- [Given instruction] What is the count of lines that hold the word "data"? Give only the number.

begin

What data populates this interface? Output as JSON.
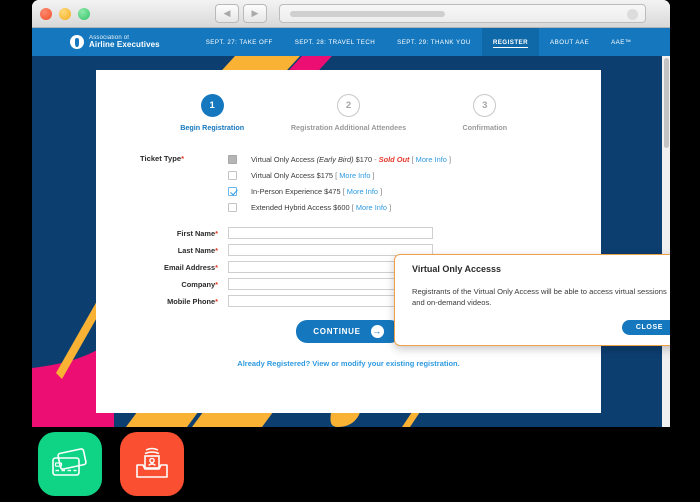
{
  "browser": {
    "back_icon": "◀",
    "forward_icon": "▶",
    "address_placeholder": ""
  },
  "site": {
    "brand": {
      "line1": "Association of",
      "line2": "Airline Executives",
      "mark_icon": "airplane-roundel-icon"
    },
    "nav": [
      {
        "label": "SEPT. 27: TAKE OFF",
        "active": false
      },
      {
        "label": "SEPT. 28: TRAVEL TECH",
        "active": false
      },
      {
        "label": "SEPT. 29: THANK YOU",
        "active": false
      },
      {
        "label": "REGISTER",
        "active": true
      },
      {
        "label": "ABOUT AAE",
        "active": false
      },
      {
        "label": "AAE™",
        "active": false
      }
    ]
  },
  "steps": [
    {
      "number": "1",
      "label": "Begin Registration",
      "state": "done"
    },
    {
      "number": "2",
      "label": "Registration Additional Attendees",
      "state": "todo"
    },
    {
      "number": "3",
      "label": "Confirmation",
      "state": "todo"
    }
  ],
  "ticket": {
    "legend": "Ticket Type",
    "required_mark": "*",
    "options": [
      {
        "name": "Virtual Only Access",
        "badge": "(Early Bird)",
        "price": "$170",
        "status": "Sold Out",
        "more_info": "More Info",
        "state": "disabled"
      },
      {
        "name": "Virtual Only Access",
        "badge": "",
        "price": "$175",
        "status": "",
        "more_info": "More Info",
        "state": "unchecked"
      },
      {
        "name": "In-Person Experience",
        "badge": "",
        "price": "$475",
        "status": "",
        "more_info": "More Info",
        "state": "checked"
      },
      {
        "name": "Extended Hybrid Access",
        "badge": "",
        "price": "$600",
        "status": "",
        "more_info": "More Info",
        "state": "unchecked"
      }
    ]
  },
  "form": {
    "fields": [
      {
        "label": "First Name",
        "required": "*",
        "value": "",
        "placeholder": ""
      },
      {
        "label": "Last Name",
        "required": "*",
        "value": "",
        "placeholder": ""
      },
      {
        "label": "Email Address",
        "required": "*",
        "value": "",
        "placeholder": ""
      },
      {
        "label": "Company",
        "required": "*",
        "value": "",
        "placeholder": ""
      },
      {
        "label": "Mobile Phone",
        "required": "*",
        "value": "",
        "placeholder": ""
      }
    ],
    "continue_label": "CONTINUE",
    "continue_arrow_icon": "→",
    "already_registered": "Already Registered? View or modify your existing registration."
  },
  "modal": {
    "title": "Virtual Only Accesss",
    "body": "Registrants of the Virtual Only Access will be able to access virtual sessions and on-demand videos.",
    "close_label": "CLOSE",
    "close_icon": "✕"
  },
  "dock": [
    {
      "name": "credit-cards-icon",
      "color": "#0fd486"
    },
    {
      "name": "contact-inbox-icon",
      "color": "#fa4f30"
    }
  ],
  "colors": {
    "nav_blue": "#1578be",
    "page_navy": "#0c3e70",
    "accent_yellow": "#f9b233",
    "accent_pink": "#ec0e73",
    "modal_border": "#f0a04b",
    "sold_out_red": "#e5392a"
  }
}
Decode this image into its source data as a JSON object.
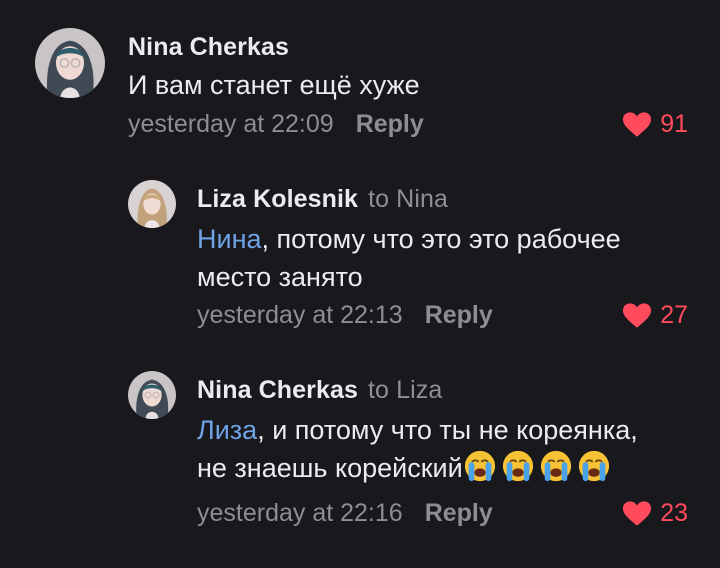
{
  "comments": [
    {
      "author": "Nina Cherkas",
      "reply_to": "",
      "mention": "",
      "text_lines": [
        "И вам станет ещё хуже"
      ],
      "time": "yesterday at 22:09",
      "reply_label": "Reply",
      "likes": "91"
    },
    {
      "author": "Liza Kolesnik",
      "reply_to": "to Nina",
      "mention": "Нина",
      "text_lines": [
        ", потому что это это рабочее",
        "место занято"
      ],
      "time": "yesterday at 22:13",
      "reply_label": "Reply",
      "likes": "27"
    },
    {
      "author": "Nina Cherkas",
      "reply_to": "to Liza",
      "mention": "Лиза",
      "text_lines": [
        ", и потому что ты не кореянка,",
        "не знаешь корейский"
      ],
      "emojis": [
        "crying-face",
        "crying-face",
        "crying-face",
        "crying-face"
      ],
      "time": "yesterday at 22:16",
      "reply_label": "Reply",
      "likes": "23"
    }
  ],
  "colors": {
    "background": "#19181d",
    "text": "#ecebf0",
    "muted": "#8e8d95",
    "mention": "#6fa3e6",
    "like": "#ff4b5c"
  }
}
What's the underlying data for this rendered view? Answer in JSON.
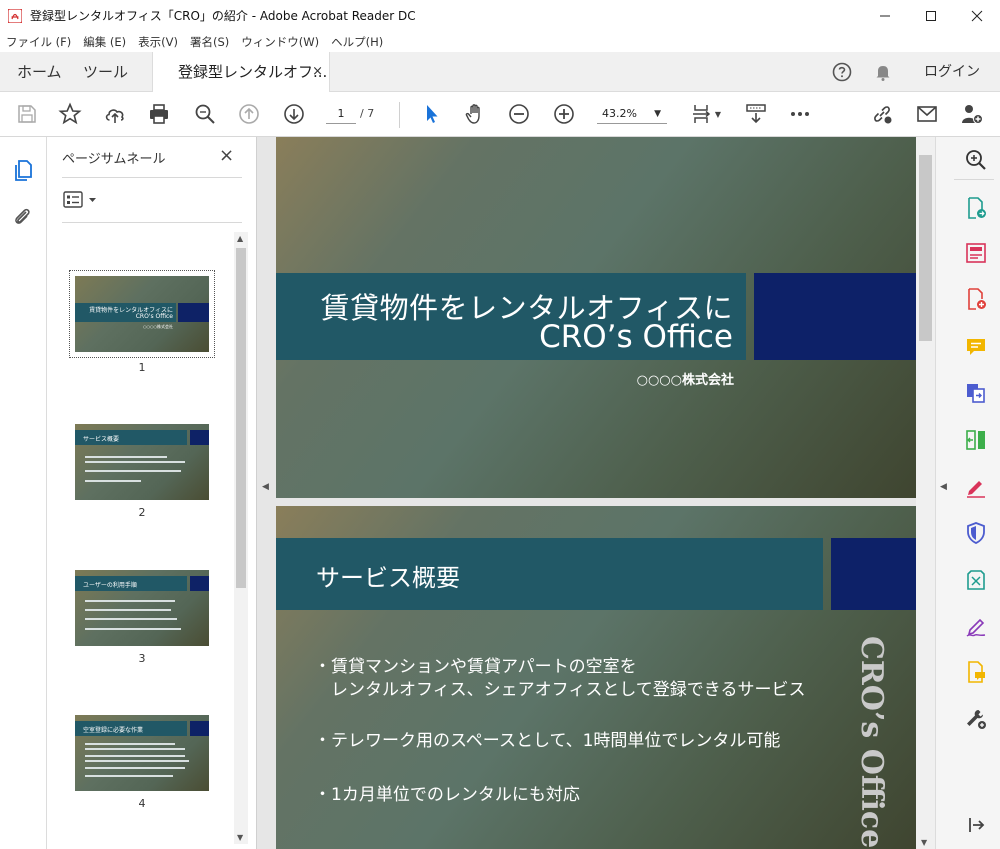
{
  "window": {
    "title": "登録型レンタルオフィス「CRO」の紹介 - Adobe Acrobat Reader DC"
  },
  "menu": [
    "ファイル (F)",
    "編集 (E)",
    "表示(V)",
    "署名(S)",
    "ウィンドウ(W)",
    "ヘルプ(H)"
  ],
  "tabs": {
    "home": "ホーム",
    "tools": "ツール",
    "document": "登録型レンタルオフ...",
    "close": "×",
    "login": "ログイン"
  },
  "toolbar": {
    "current_page": "1",
    "total_pages": "/ 7",
    "zoom": "43.2%"
  },
  "thumbnail_panel": {
    "title": "ページサムネール",
    "close": "×",
    "pages": [
      {
        "number": "1",
        "title": "賃貸物件をレンタルオフィスに",
        "subtitle": "CRO's Office",
        "company": "○○○○株式会社"
      },
      {
        "number": "2",
        "title": "サービス概要"
      },
      {
        "number": "3",
        "title": "ユーザーの利用手順"
      },
      {
        "number": "4",
        "title": "空室登録に必要な作業"
      }
    ]
  },
  "document": {
    "slide1": {
      "title_line1": "賃貸物件をレンタルオフィスに",
      "title_line2": "CRO’s Office",
      "company": "○○○○株式会社"
    },
    "slide2": {
      "heading": "サービス概要",
      "bullets": [
        "・賃貸マンションや賃貸アパートの空室を",
        "　レンタルオフィス、シェアオフィスとして登録できるサービス",
        "・テレワーク用のスペースとして、1時間単位でレンタル可能",
        "・1カ月単位でのレンタルにも対応"
      ],
      "side_text": "CRO’s Office"
    }
  },
  "colors": {
    "slide_bar": "#215866",
    "slide_navy": "#0d2168",
    "accent_blue": "#1a73d9"
  }
}
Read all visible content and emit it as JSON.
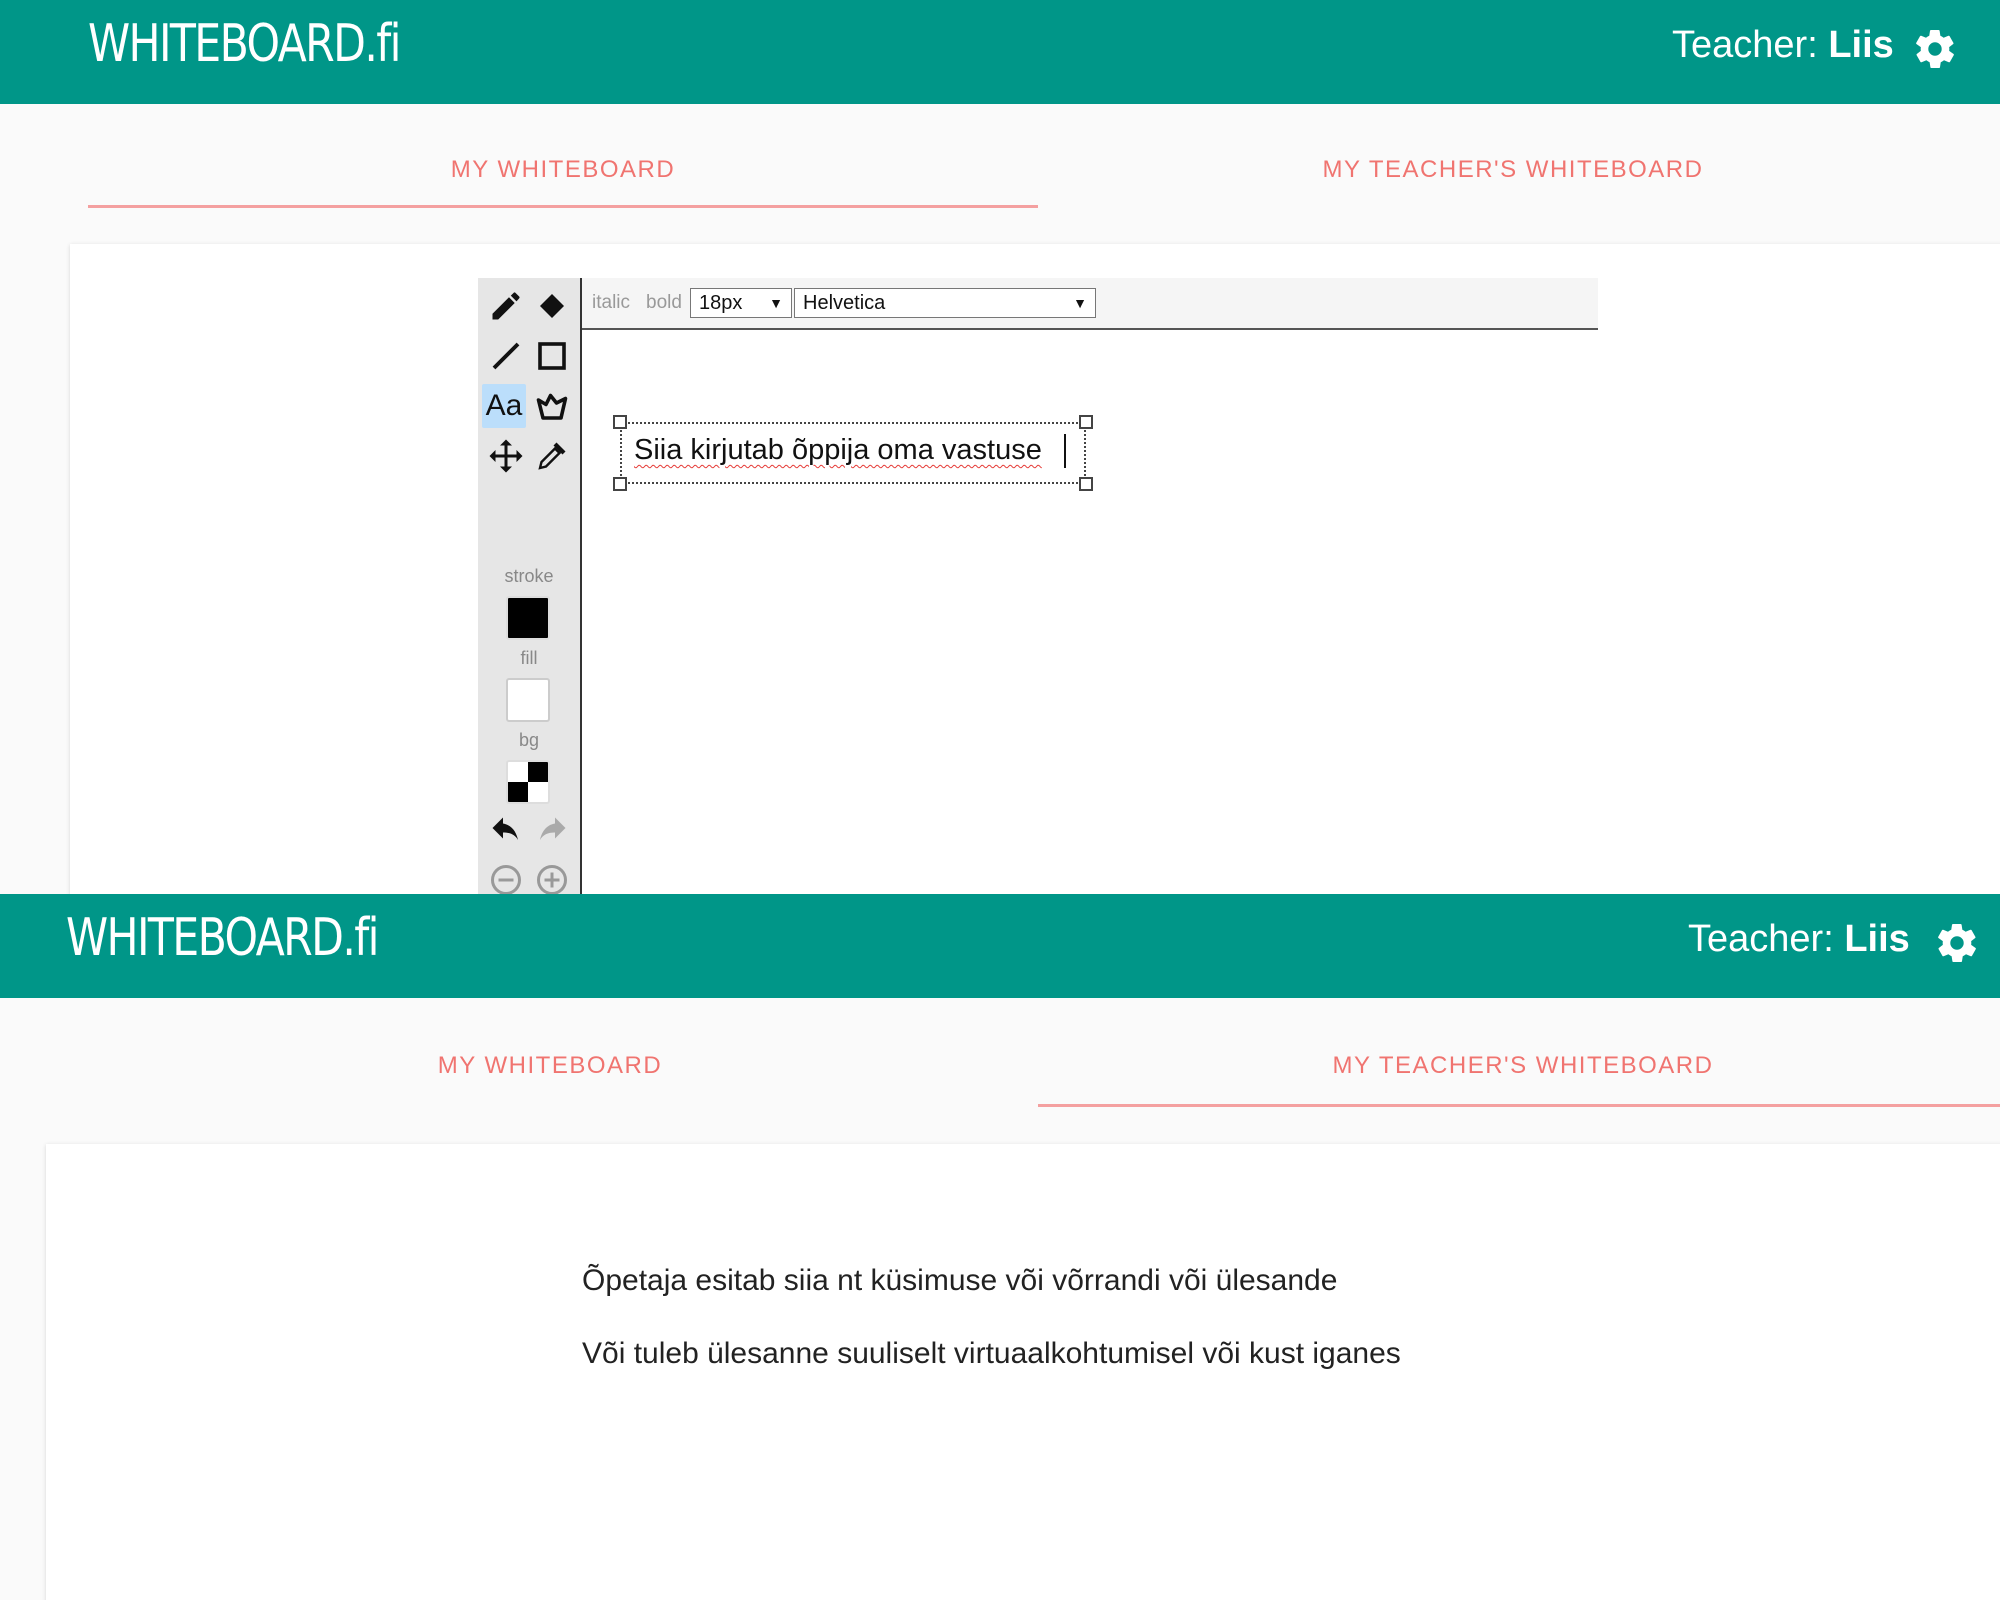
{
  "app": {
    "logo": "WHITEBOARD.fi",
    "teacher_prefix": "Teacher:",
    "teacher_name": "Liis"
  },
  "tabs": {
    "my_whiteboard": "MY WHITEBOARD",
    "teachers_whiteboard": "MY TEACHER'S WHITEBOARD"
  },
  "editor": {
    "options": {
      "italic": "italic",
      "bold": "bold",
      "font_size": "18px",
      "font_family": "Helvetica"
    },
    "labels": {
      "stroke": "stroke",
      "fill": "fill",
      "bg": "bg"
    },
    "text_box": "Siia kirjutab õppija oma vastuse",
    "active_tool": "text-tool"
  },
  "teacher_board": {
    "line1": "Õpetaja esitab siia nt küsimuse või võrrandi või ülesande",
    "line2": "Või tuleb ülesanne suuliselt virtuaalkohtumisel või kust iganes"
  },
  "colors": {
    "appbar": "#009688",
    "tab_text": "#f07470",
    "tab_indicator": "#f4a0a0",
    "active_tool": "#bbdefb"
  }
}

end

- [Exercise response] 3